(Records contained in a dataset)
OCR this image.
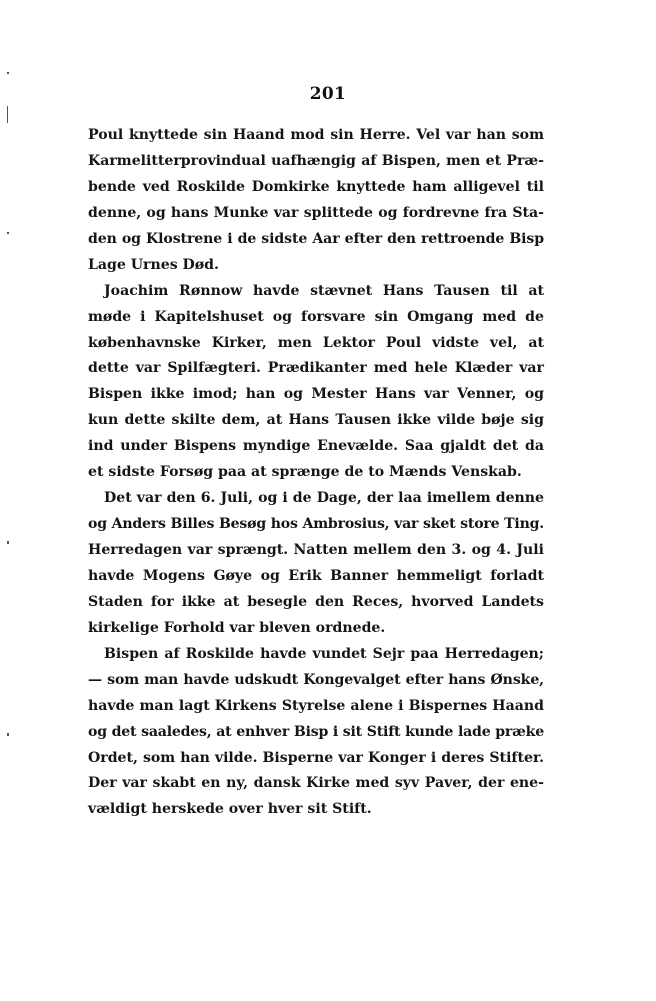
201
Poul knyttede sin Haand mod sin Herre. Vel var han som
Karmelitterprovindual uafhængig af Bispen, men et Præ-
bende ved Roskilde Domkirke knyttede ham alligevel til
denne, og hans Munke var splittede og fordrevne fra Sta-
den og Klostrene i de sidste Aar efter den rettroende Bisp
Lage Urnes Død.
Joachim Rønnow havde stævnet Hans Tausen til at
møde i Kapitelshuset og forsvare sin Omgang med de
københavnske Kirker, men Lektor Poul vidste vel, at
dette var Spilfægteri. Prædikanter med hele Klæder var
Bispen ikke imod; han og Mester Hans var Venner, og
kun dette skilte dem, at Hans Tausen ikke vilde bøje sig
ind under Bispens myndige Enevælde. Saa gjaldt det da
et sidste Forsøg paa at sprænge de to Mænds Venskab.
Det var den 6. Juli, og i de Dage, der laa imellem denne
og Anders Billes Besøg hos Ambrosius, var sket store Ting.
Herredagen var sprængt. Natten mellem den 3. og 4. Juli
havde Mogens Gøye og Erik Banner hemmeligt forladt
Staden for ikke at besegle den Reces, hvorved Landets
kirkelige Forhold var bleven ordnede.
Bispen af Roskilde havde vundet Sejr paa Herredagen;
— som man havde udskudt Kongevalget efter hans Ønske,
havde man lagt Kirkens Styrelse alene i Bispernes Haand
og det saaledes, at enhver Bisp i sit Stift kunde lade præke
Ordet, som han vilde. Bisperne var Konger i deres Stifter.
Der var skabt en ny, dansk Kirke med syv Paver, der ene-
vældigt herskede over hver sit Stift.
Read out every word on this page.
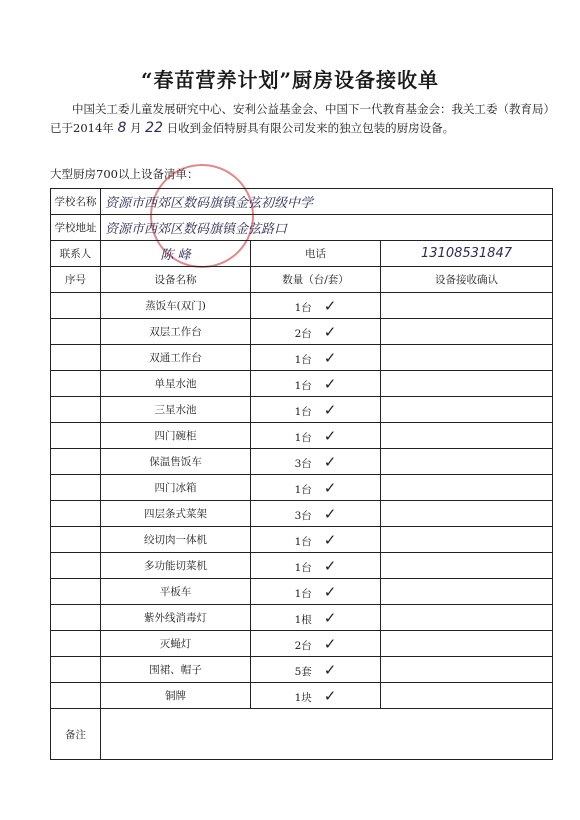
“春苗营养计划”厨房设备接收单
中国关工委儿童发展研究中心、安利公益基金会、中国下一代教育基金会：我关工委（教育局）已于2014年 8 月 22 日收到金佰特厨具有限公司发来的独立包装的厨房设备。
大型厨房700以上设备清单：
学校名称	资源市西郊区数码旗镇金弦初级中学		
学校地址	资源市西郊区数码旗镇金弦路口		
联系人	陈 峰	电话	13108531847
序号	设备名称	数量（台/套）	设备接收确认
	蒸饭车(双门)	1台 ✓	
	双层工作台	2台 ✓	
	双通工作台	1台 ✓	
	单星水池	1台 ✓	
	三星水池	1台 ✓	
	四门碗柜	1台 ✓	
	保温售饭车	3台 ✓	
	四门冰箱	1台 ✓	
	四层条式菜架	3台 ✓	
	绞切肉一体机	1台 ✓	
	多功能切菜机	1台 ✓	
	平板车	1台 ✓	
	紫外线消毒灯	1根 ✓	
	灭蝇灯	2台 ✓	
	围裙、帽子	5套 ✓	
	铜牌	1块 ✓	
备注			
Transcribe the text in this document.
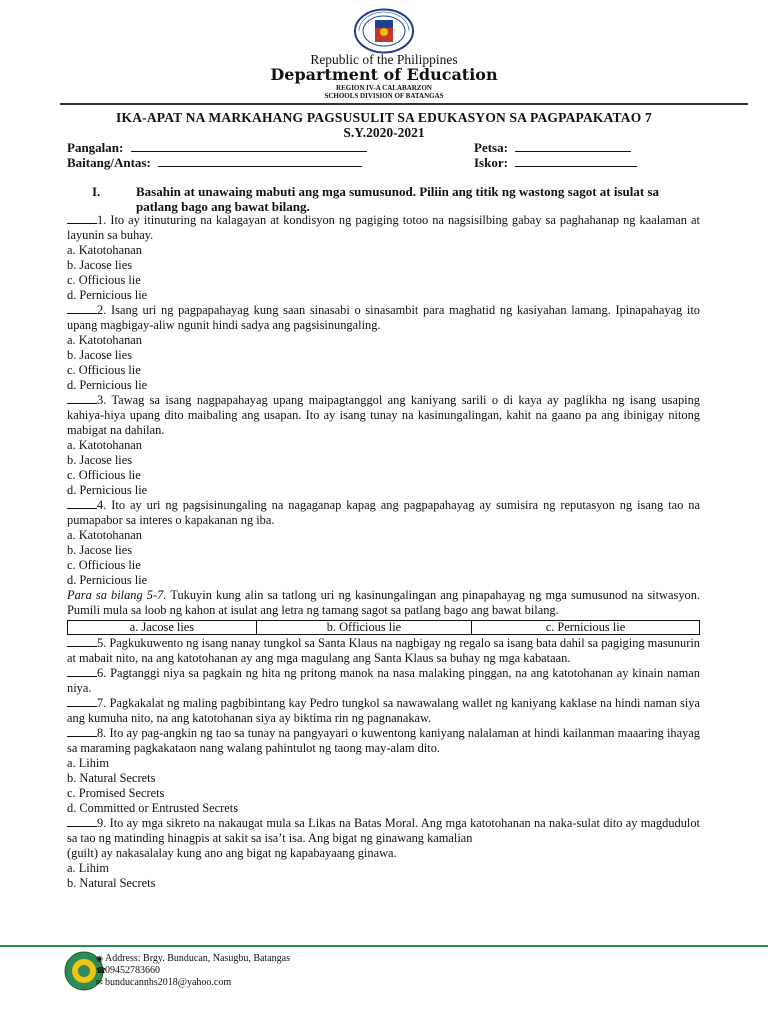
Republic of the Philippines
Department of Education
REGION IV-A CALABARZON
SCHOOLS DIVISION OF BATANGAS
IKA-APAT NA MARKAHANG PAGSUSULIT SA EDUKASYON SA PAGPAPAKATAO 7
S.Y.2020-2021
Pangalan:	Petsa:
Baitang/Antas:	Iskor:
I.	Basahin at unawaing mabuti ang mga sumusunod. Piliin ang titik ng wastong sagot at isulat sa patlang bago ang bawat bilang.

1. Ito ay itinuturing na kalagayan at kondisyon ng pagiging totoo na nagsisilbing gabay sa paghahanap ng kaalaman at layunin sa buhay.

a. Katotohanan
b. Jacose lies
c. Officious lie
d. Pernicious lie

2. Isang uri ng pagpapahayag kung saan sinasabi o sinasambit para maghatid ng kasiyahan lamang. Ipinapahayag ito upang magbigay-aliw ngunit hindi sadya ang pagsisinungaling.

a. Katotohanan
b. Jacose lies
c. Officious lie
d. Pernicious lie

3. Tawag sa isang nagpapahayag upang maipagtanggol ang kaniyang sarili o di kaya ay paglikha ng isang usaping kahiya-hiya upang dito maibaling ang usapan. Ito ay isang tunay na kasinungalingan, kahit na gaano pa ang ibinigay nitong mabigat na dahilan.

a. Katotohanan
b. Jacose lies
c. Officious lie
d. Pernicious lie

4. Ito ay uri ng pagsisinungaling na nagaganap kapag ang pagpapahayag ay sumisira ng reputasyon ng isang tao na pumapabor sa interes o kapakanan ng iba.

a. Katotohanan
b. Jacose lies
c. Officious lie
d. Pernicious lie

Para sa bilang 5-7. Tukuyin kung alin sa tatlong uri ng kasinungalingan ang pinapahayag ng mga sumusunod na sitwasyon. Pumili mula sa loob ng kahon at isulat ang letra ng tamang sagot sa patlang bago ang bawat bilang.

a. Jacose lies	b. Officious lie	c. Pernicious lie

5. Pagkukuwento ng isang nanay tungkol sa Santa Klaus na nagbigay ng regalo sa isang bata dahil sa pagiging masunurin at mabait nito, na ang katotohanan ay ang mga magulang ang Santa Klaus sa buhay ng mga kabataan.

6. Pagtanggi niya sa pagkain ng hita ng pritong manok na nasa malaking pinggan, na ang katotohanan ay kinain naman niya.

7. Pagkakalat ng maling pagbibintang kay Pedro tungkol sa nawawalang wallet ng kaniyang kaklase na hindi naman siya ang kumuha nito, na ang katotohanan siya ay biktima rin ng pagnanakaw.

8. Ito ay pag-angkin ng tao sa tunay na pangyayari o kuwentong kaniyang nalalaman at hindi kailanman maaaring ihayag sa maraming pagkakataon nang walang pahintulot ng taong may-alam dito.

a. Lihim
b. Natural Secrets
c. Promised Secrets
d. Committed or Entrusted Secrets

9. Ito ay mga sikreto na nakaugat mula sa Likas na Batas Moral. Ang mga katotohanan na naka-sulat dito ay magdudulot sa tao ng matinding hinagpis at sakit sa isa’t isa. Ang bigat ng ginawang kamalian

(guilt) ay nakasalalay kung ano ang bigat ng kapabayaang ginawa.
a. Lihim
b. Natural Secrets
◉ Address: Brgy. Bunducan, Nasugbu, Batangas
☎09452783660
✉ bunducannhs2018@yahoo.com
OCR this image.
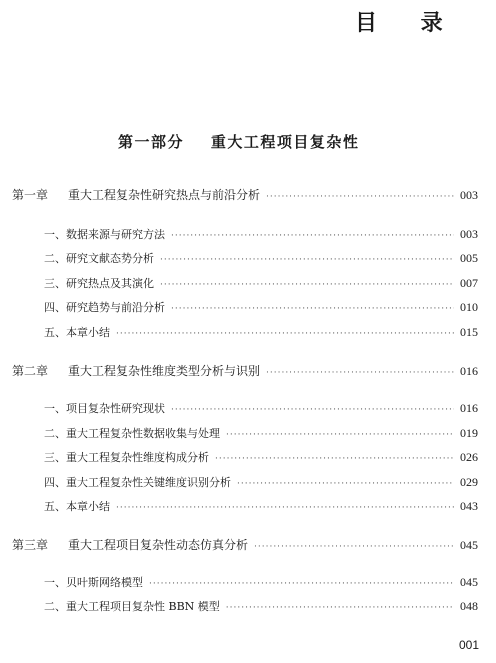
目 录
第一部分    重大工程项目复杂性
第一章	重大工程复杂性研究热点与前沿分析 ·····	003
一、数据来源与研究方法 ·····	003
二、研究文献态势分析 ·····	005
三、研究热点及其演化 ·····	007
四、研究趋势与前沿分析 ·····	010
五、本章小结 ·····	015
第二章	重大工程复杂性维度类型分析与识别 ·····	016
一、项目复杂性研究现状 ·····	016
二、重大工程复杂性数据收集与处理 ·····	019
三、重大工程复杂性维度构成分析 ·····	026
四、重大工程复杂性关键维度识别分析 ·····	029
五、本章小结 ·····	043
第三章	重大工程项目复杂性动态仿真分析 ·····	045
一、贝叶斯网络模型 ·····	045
二、重大工程项目复杂性 BBN 模型 ·····	048
001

Task details:
How many lines of these entries contain the string "vilde"? Reply with the number alone.

Finished exercise:
2